═══ SOURCE DATA ═══

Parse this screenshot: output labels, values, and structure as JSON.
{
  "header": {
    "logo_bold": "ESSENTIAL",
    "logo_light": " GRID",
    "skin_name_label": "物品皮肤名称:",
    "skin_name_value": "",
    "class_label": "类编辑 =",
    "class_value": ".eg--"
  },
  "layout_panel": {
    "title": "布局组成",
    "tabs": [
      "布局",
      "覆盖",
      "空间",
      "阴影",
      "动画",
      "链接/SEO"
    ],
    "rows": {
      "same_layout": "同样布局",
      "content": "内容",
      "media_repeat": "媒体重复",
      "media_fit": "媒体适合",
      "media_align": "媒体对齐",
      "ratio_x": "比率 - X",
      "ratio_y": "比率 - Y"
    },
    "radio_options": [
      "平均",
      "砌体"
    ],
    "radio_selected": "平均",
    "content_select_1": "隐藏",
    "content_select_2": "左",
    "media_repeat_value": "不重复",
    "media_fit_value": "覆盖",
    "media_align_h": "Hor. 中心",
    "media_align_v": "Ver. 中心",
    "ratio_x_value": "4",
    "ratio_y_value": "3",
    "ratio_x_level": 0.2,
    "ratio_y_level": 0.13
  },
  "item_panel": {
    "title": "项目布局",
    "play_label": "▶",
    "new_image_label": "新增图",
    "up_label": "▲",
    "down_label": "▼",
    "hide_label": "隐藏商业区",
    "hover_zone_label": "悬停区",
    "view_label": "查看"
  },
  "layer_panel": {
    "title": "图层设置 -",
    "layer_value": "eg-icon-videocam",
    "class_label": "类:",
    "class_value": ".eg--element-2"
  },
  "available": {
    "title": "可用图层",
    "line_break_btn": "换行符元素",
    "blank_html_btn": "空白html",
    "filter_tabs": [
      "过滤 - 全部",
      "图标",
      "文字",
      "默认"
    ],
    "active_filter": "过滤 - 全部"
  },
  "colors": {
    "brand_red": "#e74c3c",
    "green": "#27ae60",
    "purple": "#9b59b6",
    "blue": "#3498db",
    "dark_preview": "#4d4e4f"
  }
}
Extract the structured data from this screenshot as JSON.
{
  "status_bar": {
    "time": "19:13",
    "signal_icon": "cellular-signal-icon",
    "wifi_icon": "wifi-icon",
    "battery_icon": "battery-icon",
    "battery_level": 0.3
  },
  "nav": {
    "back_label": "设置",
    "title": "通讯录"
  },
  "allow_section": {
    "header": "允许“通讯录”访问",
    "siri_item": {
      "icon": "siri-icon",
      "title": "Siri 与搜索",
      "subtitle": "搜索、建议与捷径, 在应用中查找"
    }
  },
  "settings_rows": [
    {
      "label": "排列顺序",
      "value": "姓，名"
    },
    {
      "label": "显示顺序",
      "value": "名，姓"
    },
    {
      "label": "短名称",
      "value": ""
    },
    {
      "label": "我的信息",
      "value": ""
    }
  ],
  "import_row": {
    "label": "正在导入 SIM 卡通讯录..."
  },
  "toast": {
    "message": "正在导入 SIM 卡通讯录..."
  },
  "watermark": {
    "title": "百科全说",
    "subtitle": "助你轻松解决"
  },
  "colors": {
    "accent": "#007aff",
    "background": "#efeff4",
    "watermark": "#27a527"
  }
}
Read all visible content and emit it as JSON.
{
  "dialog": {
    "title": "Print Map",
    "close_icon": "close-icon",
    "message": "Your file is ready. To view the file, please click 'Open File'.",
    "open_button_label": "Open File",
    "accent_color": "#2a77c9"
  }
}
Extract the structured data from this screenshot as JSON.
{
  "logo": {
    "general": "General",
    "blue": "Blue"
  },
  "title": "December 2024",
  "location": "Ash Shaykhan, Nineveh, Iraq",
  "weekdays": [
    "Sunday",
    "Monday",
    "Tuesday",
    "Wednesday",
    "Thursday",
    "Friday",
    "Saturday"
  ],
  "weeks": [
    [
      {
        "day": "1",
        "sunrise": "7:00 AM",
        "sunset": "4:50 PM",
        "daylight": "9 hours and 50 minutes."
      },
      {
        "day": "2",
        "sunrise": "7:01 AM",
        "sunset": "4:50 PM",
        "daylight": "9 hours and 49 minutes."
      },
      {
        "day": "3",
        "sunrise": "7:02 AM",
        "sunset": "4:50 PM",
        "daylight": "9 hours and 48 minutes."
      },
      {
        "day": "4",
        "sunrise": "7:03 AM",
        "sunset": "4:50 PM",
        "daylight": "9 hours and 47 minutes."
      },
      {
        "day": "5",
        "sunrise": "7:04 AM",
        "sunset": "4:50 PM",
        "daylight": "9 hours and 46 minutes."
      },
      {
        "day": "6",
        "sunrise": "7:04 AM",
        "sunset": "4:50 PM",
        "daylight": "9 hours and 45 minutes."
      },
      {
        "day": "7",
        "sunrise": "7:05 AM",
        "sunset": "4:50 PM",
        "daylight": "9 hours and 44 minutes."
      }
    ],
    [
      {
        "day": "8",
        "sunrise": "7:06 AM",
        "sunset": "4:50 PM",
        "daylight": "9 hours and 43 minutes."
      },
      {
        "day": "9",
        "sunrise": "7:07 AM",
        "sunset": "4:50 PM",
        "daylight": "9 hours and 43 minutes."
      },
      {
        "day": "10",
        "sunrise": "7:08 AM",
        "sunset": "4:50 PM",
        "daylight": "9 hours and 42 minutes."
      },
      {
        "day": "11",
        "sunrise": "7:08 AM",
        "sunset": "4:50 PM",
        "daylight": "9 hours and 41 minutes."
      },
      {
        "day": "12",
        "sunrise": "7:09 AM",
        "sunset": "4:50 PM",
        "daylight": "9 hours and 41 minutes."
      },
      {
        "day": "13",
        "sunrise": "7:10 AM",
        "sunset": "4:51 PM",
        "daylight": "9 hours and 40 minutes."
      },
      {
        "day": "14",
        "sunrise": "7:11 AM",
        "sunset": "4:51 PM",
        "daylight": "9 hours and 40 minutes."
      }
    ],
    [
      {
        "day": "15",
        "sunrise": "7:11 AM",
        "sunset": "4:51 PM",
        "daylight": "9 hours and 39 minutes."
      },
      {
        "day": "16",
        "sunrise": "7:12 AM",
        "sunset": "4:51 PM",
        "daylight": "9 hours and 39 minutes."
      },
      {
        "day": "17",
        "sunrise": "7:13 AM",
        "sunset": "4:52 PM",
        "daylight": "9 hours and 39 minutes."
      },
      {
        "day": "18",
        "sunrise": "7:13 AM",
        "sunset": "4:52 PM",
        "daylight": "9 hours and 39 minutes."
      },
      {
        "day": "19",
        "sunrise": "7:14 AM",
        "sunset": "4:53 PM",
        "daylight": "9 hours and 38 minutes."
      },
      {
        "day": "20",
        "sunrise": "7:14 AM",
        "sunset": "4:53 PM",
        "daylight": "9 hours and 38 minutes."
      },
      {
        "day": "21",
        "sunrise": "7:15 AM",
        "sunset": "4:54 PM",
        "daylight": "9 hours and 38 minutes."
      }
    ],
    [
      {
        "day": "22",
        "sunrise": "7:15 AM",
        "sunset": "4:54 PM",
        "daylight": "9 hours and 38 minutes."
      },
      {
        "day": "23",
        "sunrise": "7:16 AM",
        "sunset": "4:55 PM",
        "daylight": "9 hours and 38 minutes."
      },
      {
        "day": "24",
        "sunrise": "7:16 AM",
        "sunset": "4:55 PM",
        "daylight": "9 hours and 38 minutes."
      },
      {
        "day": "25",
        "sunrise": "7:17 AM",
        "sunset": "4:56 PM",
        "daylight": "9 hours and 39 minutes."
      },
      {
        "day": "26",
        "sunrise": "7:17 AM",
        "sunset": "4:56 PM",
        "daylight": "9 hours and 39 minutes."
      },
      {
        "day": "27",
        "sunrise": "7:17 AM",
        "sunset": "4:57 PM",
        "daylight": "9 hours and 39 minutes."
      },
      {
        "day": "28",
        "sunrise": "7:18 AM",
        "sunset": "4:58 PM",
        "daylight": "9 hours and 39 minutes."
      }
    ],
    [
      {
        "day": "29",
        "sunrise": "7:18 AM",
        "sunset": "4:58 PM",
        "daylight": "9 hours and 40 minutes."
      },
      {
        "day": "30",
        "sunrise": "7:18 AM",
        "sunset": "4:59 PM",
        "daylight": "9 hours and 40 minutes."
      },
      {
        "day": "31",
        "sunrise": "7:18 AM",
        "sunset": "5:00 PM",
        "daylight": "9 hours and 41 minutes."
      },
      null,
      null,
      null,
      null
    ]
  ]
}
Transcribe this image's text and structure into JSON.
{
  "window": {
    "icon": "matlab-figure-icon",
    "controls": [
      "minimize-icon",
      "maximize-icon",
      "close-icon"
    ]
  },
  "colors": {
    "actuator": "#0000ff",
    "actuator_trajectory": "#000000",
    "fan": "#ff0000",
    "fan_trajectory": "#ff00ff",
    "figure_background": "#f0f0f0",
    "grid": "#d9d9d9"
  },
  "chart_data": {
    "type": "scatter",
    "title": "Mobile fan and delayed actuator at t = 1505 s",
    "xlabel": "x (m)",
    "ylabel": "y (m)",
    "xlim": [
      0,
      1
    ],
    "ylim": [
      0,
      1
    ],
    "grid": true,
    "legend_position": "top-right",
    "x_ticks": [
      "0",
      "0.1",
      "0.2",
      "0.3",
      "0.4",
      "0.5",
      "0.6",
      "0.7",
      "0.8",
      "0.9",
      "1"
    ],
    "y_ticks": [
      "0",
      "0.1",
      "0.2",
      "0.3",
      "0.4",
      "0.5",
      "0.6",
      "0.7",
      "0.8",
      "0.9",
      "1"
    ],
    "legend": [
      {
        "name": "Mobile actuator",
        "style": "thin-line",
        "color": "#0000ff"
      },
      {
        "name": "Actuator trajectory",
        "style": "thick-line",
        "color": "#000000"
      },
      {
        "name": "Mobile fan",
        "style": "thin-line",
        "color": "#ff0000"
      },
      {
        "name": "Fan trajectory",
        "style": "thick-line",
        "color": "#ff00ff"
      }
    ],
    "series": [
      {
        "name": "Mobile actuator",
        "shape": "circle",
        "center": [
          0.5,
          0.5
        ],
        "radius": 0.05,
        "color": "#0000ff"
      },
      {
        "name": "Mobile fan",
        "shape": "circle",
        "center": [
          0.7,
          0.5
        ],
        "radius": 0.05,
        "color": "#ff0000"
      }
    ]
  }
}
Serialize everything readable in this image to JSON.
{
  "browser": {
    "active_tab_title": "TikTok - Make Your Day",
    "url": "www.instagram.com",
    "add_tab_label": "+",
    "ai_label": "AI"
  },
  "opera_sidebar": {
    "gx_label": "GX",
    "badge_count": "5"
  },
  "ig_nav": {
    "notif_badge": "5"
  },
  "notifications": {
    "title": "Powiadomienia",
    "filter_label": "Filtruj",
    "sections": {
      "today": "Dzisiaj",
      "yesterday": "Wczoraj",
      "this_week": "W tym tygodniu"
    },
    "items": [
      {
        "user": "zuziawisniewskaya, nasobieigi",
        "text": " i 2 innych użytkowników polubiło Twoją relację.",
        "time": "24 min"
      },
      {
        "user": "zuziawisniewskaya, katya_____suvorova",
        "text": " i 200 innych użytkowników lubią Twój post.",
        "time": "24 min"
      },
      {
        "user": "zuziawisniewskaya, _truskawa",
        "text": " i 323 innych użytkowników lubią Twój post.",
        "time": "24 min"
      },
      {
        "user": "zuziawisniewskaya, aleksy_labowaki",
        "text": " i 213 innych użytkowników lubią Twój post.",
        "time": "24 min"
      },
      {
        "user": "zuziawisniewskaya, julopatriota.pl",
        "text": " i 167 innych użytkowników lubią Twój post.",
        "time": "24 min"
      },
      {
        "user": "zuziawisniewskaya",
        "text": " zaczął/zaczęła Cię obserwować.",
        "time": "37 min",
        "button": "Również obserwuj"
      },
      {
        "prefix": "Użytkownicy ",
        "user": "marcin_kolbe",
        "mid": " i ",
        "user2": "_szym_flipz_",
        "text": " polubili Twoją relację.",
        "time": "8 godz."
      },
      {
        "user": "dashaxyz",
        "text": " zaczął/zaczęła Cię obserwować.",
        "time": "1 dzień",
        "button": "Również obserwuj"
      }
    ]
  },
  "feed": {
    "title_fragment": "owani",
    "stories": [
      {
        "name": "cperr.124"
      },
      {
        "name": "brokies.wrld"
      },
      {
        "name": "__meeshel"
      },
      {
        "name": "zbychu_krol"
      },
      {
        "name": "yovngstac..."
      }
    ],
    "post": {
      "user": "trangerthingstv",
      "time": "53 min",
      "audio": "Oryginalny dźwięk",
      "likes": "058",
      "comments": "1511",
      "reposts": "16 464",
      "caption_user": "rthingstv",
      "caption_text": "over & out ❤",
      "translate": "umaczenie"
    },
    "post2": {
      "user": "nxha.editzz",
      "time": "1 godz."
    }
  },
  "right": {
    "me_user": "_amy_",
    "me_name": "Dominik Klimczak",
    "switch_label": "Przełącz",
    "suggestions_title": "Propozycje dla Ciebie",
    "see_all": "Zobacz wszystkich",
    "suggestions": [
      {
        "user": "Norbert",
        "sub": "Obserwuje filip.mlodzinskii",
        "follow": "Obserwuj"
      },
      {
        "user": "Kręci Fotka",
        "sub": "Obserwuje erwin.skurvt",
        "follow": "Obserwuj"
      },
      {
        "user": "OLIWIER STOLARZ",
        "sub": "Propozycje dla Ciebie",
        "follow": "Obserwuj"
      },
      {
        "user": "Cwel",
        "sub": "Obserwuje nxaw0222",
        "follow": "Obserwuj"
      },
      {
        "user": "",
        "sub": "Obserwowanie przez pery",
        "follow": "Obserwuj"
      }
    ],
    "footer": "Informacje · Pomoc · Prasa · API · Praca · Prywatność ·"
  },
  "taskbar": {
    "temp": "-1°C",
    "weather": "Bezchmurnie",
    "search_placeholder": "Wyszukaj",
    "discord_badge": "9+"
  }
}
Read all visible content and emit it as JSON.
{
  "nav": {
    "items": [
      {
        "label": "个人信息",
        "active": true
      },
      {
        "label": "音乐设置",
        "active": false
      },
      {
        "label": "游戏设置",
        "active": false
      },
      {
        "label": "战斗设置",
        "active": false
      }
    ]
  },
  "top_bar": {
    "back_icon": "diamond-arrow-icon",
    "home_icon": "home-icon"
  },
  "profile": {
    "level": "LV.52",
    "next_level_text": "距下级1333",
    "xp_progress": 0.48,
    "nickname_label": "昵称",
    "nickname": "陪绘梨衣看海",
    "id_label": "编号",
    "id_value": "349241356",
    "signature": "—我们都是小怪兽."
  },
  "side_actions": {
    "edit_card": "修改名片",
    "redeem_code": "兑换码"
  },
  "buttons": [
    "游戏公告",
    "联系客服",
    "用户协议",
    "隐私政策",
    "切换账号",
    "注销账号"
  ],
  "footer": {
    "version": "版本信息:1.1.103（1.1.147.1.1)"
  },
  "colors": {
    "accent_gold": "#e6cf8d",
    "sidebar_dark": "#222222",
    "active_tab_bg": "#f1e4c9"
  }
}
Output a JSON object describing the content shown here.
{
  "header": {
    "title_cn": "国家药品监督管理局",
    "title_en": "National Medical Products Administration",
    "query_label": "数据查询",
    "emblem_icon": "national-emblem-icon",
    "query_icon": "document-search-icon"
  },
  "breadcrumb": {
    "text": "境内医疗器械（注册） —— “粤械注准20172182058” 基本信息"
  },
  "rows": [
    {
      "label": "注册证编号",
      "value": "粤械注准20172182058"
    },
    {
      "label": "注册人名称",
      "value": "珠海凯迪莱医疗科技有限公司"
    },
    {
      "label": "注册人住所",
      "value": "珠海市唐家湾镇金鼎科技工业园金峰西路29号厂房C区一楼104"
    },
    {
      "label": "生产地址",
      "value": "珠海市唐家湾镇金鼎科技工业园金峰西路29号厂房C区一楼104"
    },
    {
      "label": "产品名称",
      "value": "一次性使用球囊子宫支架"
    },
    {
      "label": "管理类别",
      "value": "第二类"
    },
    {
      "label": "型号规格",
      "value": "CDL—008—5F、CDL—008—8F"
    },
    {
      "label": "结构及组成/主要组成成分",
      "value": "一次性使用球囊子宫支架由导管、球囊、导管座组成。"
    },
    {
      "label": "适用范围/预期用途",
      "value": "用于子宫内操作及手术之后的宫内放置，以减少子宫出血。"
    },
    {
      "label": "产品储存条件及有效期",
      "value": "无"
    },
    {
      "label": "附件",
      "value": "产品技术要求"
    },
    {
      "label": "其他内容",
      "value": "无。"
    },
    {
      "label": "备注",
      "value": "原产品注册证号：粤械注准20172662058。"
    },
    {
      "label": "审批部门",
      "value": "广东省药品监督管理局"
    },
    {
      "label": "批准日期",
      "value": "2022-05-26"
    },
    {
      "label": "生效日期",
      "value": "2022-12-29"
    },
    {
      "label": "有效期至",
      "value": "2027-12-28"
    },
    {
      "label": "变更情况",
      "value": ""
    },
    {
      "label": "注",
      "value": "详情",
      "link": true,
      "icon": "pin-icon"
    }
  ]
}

═══

TASK DIRECTIONS: Determine how many lines include the word "subtitle" and report that number by itself.

TASK OUTPUT: 2